▶ [What is expected]: Reproduce the listing below character for character; drop every image.

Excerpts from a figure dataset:
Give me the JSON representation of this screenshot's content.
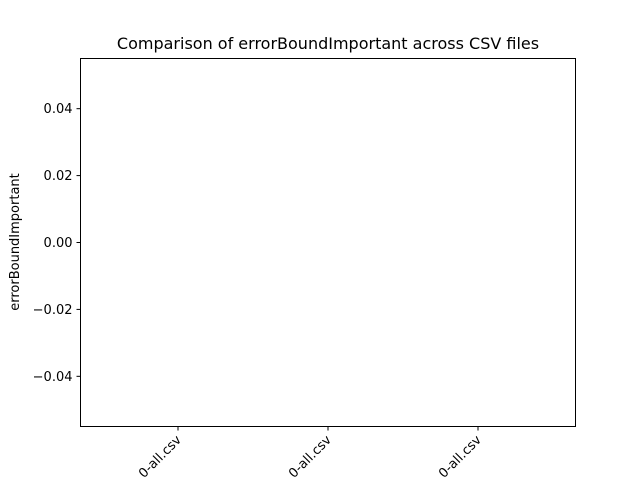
{
  "chart_data": {
    "type": "bar",
    "title": "Comparison of  errorBoundImportant across CSV files",
    "xlabel": "",
    "ylabel": "errorBoundImportant",
    "categories": [
      "0-all.csv",
      "0-all.csv",
      "0-all.csv"
    ],
    "values": [
      0,
      0,
      0
    ],
    "ylim": [
      -0.055,
      0.055
    ],
    "yticks": [
      -0.04,
      -0.02,
      0.0,
      0.02,
      0.04
    ],
    "ytick_labels": [
      "−0.04",
      "−0.02",
      "0.00",
      "0.02",
      "0.04"
    ],
    "grid": false,
    "xtick_rotation": 45
  }
}
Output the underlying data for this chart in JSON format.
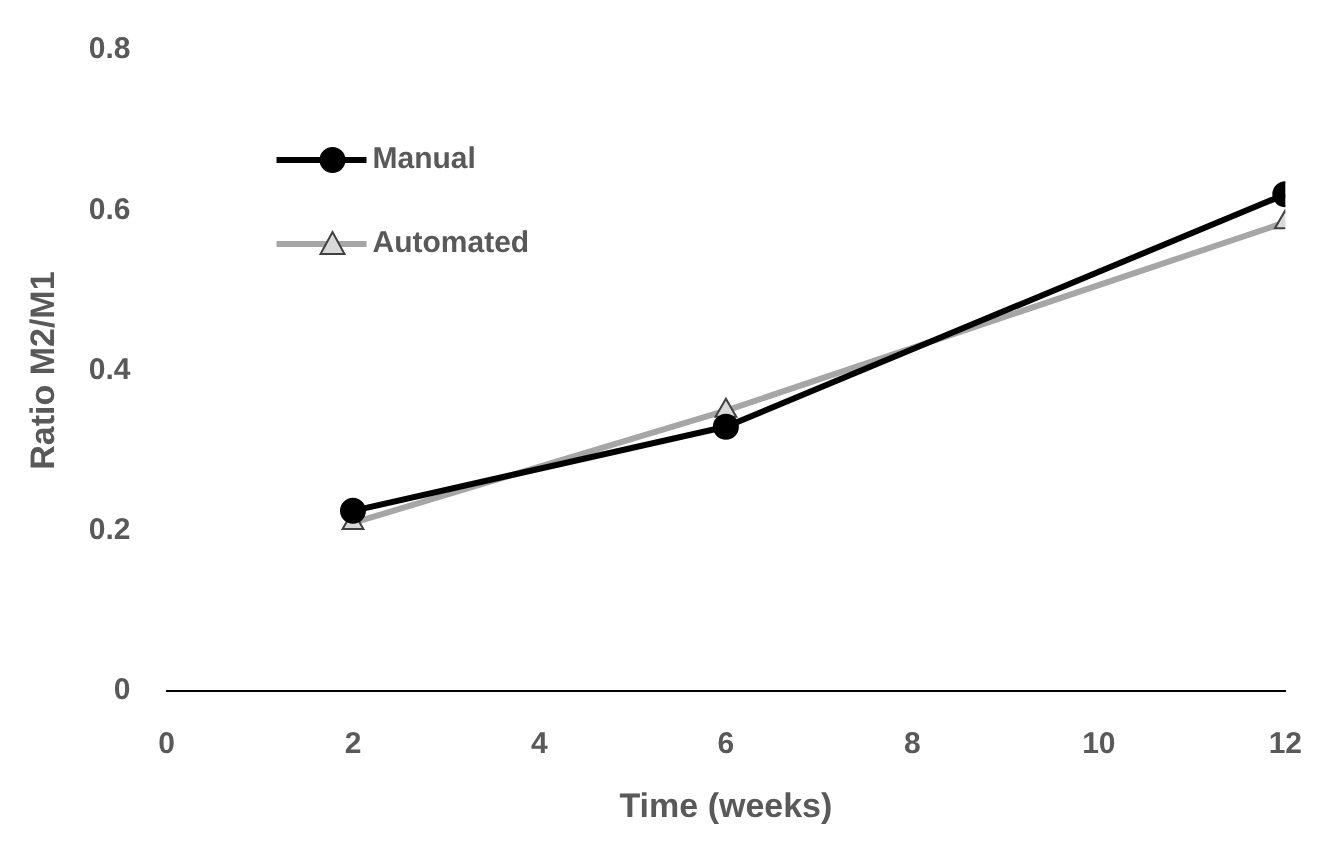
{
  "chart_data": {
    "type": "line",
    "xlabel": "Time (weeks)",
    "ylabel": "Ratio M2/M1",
    "x": [
      2,
      6,
      12
    ],
    "series": [
      {
        "name": "Manual",
        "color": "#000000",
        "values": [
          0.225,
          0.33,
          0.62
        ],
        "marker": "circle"
      },
      {
        "name": "Automated",
        "color": "#a6a6a6",
        "values": [
          0.21,
          0.35,
          0.585
        ],
        "marker": "triangle"
      }
    ],
    "xlim": [
      0,
      12
    ],
    "xticks": [
      0,
      2,
      4,
      6,
      8,
      10,
      12
    ],
    "ylim": [
      0,
      0.8
    ],
    "yticks": [
      0,
      0.2,
      0.4,
      0.6,
      0.8
    ],
    "grid": false,
    "legend": "top left"
  }
}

▶ [Solved problem]:
Give me the JSON representation of this screenshot's content.
{
  "chart_data": {
    "type": "bar",
    "title": "Comparison of  errorBoundImportant across CSV files",
    "xlabel": "",
    "ylabel": "errorBoundImportant",
    "categories": [
      "0-all.csv",
      "0-all.csv",
      "0-all.csv"
    ],
    "values": [
      0,
      0,
      0
    ],
    "ylim": [
      -0.055,
      0.055
    ],
    "yticks": [
      -0.04,
      -0.02,
      0.0,
      0.02,
      0.04
    ],
    "ytick_labels": [
      "−0.04",
      "−0.02",
      "0.00",
      "0.02",
      "0.04"
    ],
    "grid": false,
    "xtick_rotation": 45
  }
}
Output the underlying data for this chart in JSON format.
{
  "chart_data": {
    "type": "line",
    "xlabel": "Time (weeks)",
    "ylabel": "Ratio M2/M1",
    "x": [
      2,
      6,
      12
    ],
    "series": [
      {
        "name": "Manual",
        "color": "#000000",
        "values": [
          0.225,
          0.33,
          0.62
        ],
        "marker": "circle"
      },
      {
        "name": "Automated",
        "color": "#a6a6a6",
        "values": [
          0.21,
          0.35,
          0.585
        ],
        "marker": "triangle"
      }
    ],
    "xlim": [
      0,
      12
    ],
    "xticks": [
      0,
      2,
      4,
      6,
      8,
      10,
      12
    ],
    "ylim": [
      0,
      0.8
    ],
    "yticks": [
      0,
      0.2,
      0.4,
      0.6,
      0.8
    ],
    "grid": false,
    "legend": "top left"
  }
}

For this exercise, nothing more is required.